Partisan, the strainful part is the fact HUBBY was lucky today, he escaped the bombing in the cafe, but is he gonna be lucky the next time???Thats what pisses me off, he has the bloody chance to leave and he aint doing it. He could spare me all the stress and the worries, but NO, he chooses to stay, thats whats killing me.

Josie, at times, I feel so abandoned, so lonely, I experience things that I want him to be there with me to feel what Im going thro, and the same for him, I wanna experience what he is going thro. I felt the same last time, when he was away, and I saw him after 3 months, things were amazing, but it gets difficult, cuz by the time Im going on with my life, Its time for us to meet, then its amazing, then he leaves me again. Its a vicious circle.....

October 14, 2004 at 10:13 PM  

You came to my mind when I heard the news of the two explosions at the green zone. Glad to know your husband is safe.

رمضان كريم وأن شاء الله زوجك يرجع بالسلامة من بغداد

October 15, 2004 at 1:36 AM  

Don't worry about it too much, men will always be men... I wrote about how man at 50 act like they are 22 in Iraqi culture and its true for all ages........men always go out together and leave their wives behind etc... wives get jealous angry...... in ur case their is the distance but i am sure he worries and cares..... bas i am not going to give u the whole Iraqi male psyche lecture but i am sure its a phase... inshallah kulshee khair.

October 15, 2004 at 1:53 AM  

Can you take prozac or a vallium or at least an aspirin? You really suffer too much.

October 15, 2004 at 4:49 AM  

NIW: Hang in there, I recognize the feelings your going through exactly! It is just a phase. These are natural fluctuations, in any relationship. It's just more obvious now when each phone call and e-mail holds so much weight and there's no day-to-day physical contact and comfort to balance things out.
Not to mention the added stress of this particular situation.
Try to remember a special tender moment, like an extra special hug (or whatever), and the feelings you had then. Maybe try to remember those feelings during the next phone call, you never know, might change things back!

[Structured page parsing data]
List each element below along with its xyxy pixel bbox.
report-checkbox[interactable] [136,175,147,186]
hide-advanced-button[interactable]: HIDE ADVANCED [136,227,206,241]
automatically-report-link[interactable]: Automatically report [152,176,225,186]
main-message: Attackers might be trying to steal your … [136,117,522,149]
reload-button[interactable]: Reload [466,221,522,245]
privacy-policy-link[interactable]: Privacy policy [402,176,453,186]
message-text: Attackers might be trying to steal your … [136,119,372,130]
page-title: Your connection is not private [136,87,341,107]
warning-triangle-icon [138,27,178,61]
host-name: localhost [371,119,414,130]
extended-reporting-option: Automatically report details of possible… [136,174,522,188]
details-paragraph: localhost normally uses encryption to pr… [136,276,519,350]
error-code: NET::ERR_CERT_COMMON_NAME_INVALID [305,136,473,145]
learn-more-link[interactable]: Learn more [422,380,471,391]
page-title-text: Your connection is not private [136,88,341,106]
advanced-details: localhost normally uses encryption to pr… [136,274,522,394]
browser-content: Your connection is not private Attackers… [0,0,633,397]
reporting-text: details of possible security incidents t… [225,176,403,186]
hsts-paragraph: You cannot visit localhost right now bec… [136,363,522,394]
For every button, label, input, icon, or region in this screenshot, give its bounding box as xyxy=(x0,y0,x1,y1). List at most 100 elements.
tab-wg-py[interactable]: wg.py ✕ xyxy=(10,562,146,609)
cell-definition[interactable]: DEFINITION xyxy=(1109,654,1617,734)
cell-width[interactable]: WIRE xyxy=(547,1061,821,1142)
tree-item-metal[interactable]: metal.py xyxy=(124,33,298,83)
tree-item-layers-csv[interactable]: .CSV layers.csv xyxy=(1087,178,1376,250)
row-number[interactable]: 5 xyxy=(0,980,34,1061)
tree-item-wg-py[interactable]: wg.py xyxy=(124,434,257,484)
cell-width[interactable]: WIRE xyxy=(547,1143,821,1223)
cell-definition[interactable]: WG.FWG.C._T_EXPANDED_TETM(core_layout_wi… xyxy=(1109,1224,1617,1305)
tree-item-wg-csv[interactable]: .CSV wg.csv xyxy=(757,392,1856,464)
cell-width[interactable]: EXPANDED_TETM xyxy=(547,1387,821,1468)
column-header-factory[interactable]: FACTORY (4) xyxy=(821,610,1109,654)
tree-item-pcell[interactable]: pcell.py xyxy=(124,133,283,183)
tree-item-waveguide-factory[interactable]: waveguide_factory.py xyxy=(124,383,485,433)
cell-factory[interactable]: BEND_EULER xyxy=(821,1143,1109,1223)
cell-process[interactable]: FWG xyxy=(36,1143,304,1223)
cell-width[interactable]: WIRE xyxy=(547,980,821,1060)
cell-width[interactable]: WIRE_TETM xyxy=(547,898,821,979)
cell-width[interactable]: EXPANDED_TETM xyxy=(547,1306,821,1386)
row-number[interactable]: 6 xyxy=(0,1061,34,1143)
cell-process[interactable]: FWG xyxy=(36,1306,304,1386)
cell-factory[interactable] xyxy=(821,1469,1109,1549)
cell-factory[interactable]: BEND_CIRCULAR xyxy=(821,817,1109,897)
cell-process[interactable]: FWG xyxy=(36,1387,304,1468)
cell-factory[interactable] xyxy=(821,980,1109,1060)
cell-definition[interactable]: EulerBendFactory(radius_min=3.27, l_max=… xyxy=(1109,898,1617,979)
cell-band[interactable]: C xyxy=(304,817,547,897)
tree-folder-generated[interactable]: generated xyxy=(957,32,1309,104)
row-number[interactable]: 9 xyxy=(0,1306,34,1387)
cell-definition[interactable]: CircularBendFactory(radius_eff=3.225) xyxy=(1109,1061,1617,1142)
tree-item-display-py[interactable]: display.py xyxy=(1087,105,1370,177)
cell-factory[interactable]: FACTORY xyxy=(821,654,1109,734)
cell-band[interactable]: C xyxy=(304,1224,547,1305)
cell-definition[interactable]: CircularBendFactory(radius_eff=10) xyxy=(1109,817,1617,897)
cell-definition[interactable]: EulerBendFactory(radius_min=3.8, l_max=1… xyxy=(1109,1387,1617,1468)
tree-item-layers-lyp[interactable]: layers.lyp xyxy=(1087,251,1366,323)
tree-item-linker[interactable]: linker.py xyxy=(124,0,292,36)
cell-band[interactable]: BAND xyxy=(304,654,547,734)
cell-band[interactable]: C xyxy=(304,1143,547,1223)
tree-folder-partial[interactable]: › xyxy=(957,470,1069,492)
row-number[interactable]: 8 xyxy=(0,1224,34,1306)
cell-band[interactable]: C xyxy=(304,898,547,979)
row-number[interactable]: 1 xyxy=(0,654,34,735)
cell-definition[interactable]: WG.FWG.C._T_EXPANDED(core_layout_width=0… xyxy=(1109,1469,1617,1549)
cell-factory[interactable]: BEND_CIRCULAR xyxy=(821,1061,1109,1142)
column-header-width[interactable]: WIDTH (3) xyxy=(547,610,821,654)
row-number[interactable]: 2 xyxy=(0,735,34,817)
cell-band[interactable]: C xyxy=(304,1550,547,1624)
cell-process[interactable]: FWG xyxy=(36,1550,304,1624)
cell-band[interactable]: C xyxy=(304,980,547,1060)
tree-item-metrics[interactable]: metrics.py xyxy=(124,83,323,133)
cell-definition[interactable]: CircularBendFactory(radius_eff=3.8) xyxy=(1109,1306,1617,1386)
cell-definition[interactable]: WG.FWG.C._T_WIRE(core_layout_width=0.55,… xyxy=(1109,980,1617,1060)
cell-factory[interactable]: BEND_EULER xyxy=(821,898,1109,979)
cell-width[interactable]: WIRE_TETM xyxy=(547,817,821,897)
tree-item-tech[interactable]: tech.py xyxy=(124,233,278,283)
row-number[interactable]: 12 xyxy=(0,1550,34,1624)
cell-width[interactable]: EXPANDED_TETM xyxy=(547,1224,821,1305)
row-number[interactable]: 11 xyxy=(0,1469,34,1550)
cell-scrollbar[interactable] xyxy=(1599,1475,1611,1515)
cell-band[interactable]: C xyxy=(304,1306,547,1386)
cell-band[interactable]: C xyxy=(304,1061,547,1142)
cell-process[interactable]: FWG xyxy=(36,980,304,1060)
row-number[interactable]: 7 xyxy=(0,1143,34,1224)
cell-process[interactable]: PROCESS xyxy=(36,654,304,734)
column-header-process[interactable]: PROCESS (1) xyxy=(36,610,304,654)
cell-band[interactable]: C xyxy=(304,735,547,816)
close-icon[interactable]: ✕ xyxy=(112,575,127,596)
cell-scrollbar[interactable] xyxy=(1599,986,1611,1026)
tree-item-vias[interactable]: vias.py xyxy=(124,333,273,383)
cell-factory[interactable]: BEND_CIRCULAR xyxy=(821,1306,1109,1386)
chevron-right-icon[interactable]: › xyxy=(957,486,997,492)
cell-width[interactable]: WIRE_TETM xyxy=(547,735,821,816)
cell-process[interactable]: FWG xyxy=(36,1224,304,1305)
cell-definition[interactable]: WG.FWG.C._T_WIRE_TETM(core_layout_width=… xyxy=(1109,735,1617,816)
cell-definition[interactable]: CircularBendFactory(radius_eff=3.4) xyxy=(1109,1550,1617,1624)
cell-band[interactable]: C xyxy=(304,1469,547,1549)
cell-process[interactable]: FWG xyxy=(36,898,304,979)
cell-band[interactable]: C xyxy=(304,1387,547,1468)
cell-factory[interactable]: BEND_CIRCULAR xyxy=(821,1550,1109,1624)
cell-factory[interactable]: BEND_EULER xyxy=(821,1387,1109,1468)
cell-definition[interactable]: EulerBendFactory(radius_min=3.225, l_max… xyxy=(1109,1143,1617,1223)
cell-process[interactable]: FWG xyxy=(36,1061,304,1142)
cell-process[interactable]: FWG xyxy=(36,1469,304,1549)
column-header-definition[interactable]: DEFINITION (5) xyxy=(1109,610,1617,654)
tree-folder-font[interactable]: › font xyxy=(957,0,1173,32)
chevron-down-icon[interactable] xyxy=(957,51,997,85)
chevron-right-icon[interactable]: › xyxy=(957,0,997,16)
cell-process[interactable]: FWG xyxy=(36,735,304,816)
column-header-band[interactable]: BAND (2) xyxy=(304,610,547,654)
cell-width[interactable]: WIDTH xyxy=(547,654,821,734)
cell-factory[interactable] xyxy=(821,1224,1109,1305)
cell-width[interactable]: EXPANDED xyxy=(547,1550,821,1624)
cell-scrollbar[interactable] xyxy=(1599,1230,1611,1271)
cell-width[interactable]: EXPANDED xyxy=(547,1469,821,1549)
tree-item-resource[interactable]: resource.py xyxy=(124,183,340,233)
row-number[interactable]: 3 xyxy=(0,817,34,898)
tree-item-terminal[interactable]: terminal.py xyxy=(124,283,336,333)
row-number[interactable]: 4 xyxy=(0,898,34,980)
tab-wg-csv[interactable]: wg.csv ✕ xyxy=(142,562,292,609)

▶ PROBLEM: Reproduce the blog comment thread above word for word, including every line.

▶ EXERCISE SOLUTION:
Partisan, the strainful part is the fact HUBBY was lucky today, he escaped the bombing in the cafe, but is he gonna be lucky the next time???Thats what pisses me off, he has the bloody chance to leave and he aint doing it. He could spare me all the stress and the worries, but NO, he chooses to stay, thats whats killing me.

Josie, at times, I feel so abandoned, so lonely, I experience things that I want him to be there with me to feel what Im going thro, and the same for him, I wanna experience what he is going thro. I felt the same last time, when he was away, and I saw him after 3 months, things were amazing, but it gets difficult, cuz by the time Im going on with my life, Its time for us to meet, then its amazing, then he leaves me again. Its a vicious circle.....

October 14, 2004 at 10:13 PM  

You came to my mind when I heard the news of the two explosions at the green zone. Glad to know your husband is safe.

رمضان كريم وأن شاء الله زوجك يرجع بالسلامة من بغداد

October 15, 2004 at 1:36 AM  

Don't worry about it too much, men will always be men... I wrote about how man at 50 act like they are 22 in Iraqi culture and its true for all ages........men always go out together and leave their wives behind etc... wives get jealous angry...... in ur case their is the distance but i am sure he worries and cares..... bas i am not going to give u the whole Iraqi male psyche lecture but i am sure its a phase... inshallah kulshee khair.

October 15, 2004 at 1:53 AM  

Can you take prozac or a vallium or at least an aspirin? You really suffer too much.

October 15, 2004 at 4:49 AM  

NIW: Hang in there, I recognize the feelings your going through exactly! It is just a phase. These are natural fluctuations, in any relationship. It's just more obvious now when each phone call and e-mail holds so much weight and there's no day-to-day physical contact and comfort to balance things out.
Not to mention the added stress of this particular situation.
Try to remember a special tender moment, like an extra special hug (or whatever), and the feelings you had then. Maybe try to remember those feelings during the next phone call, you never know, might change things back!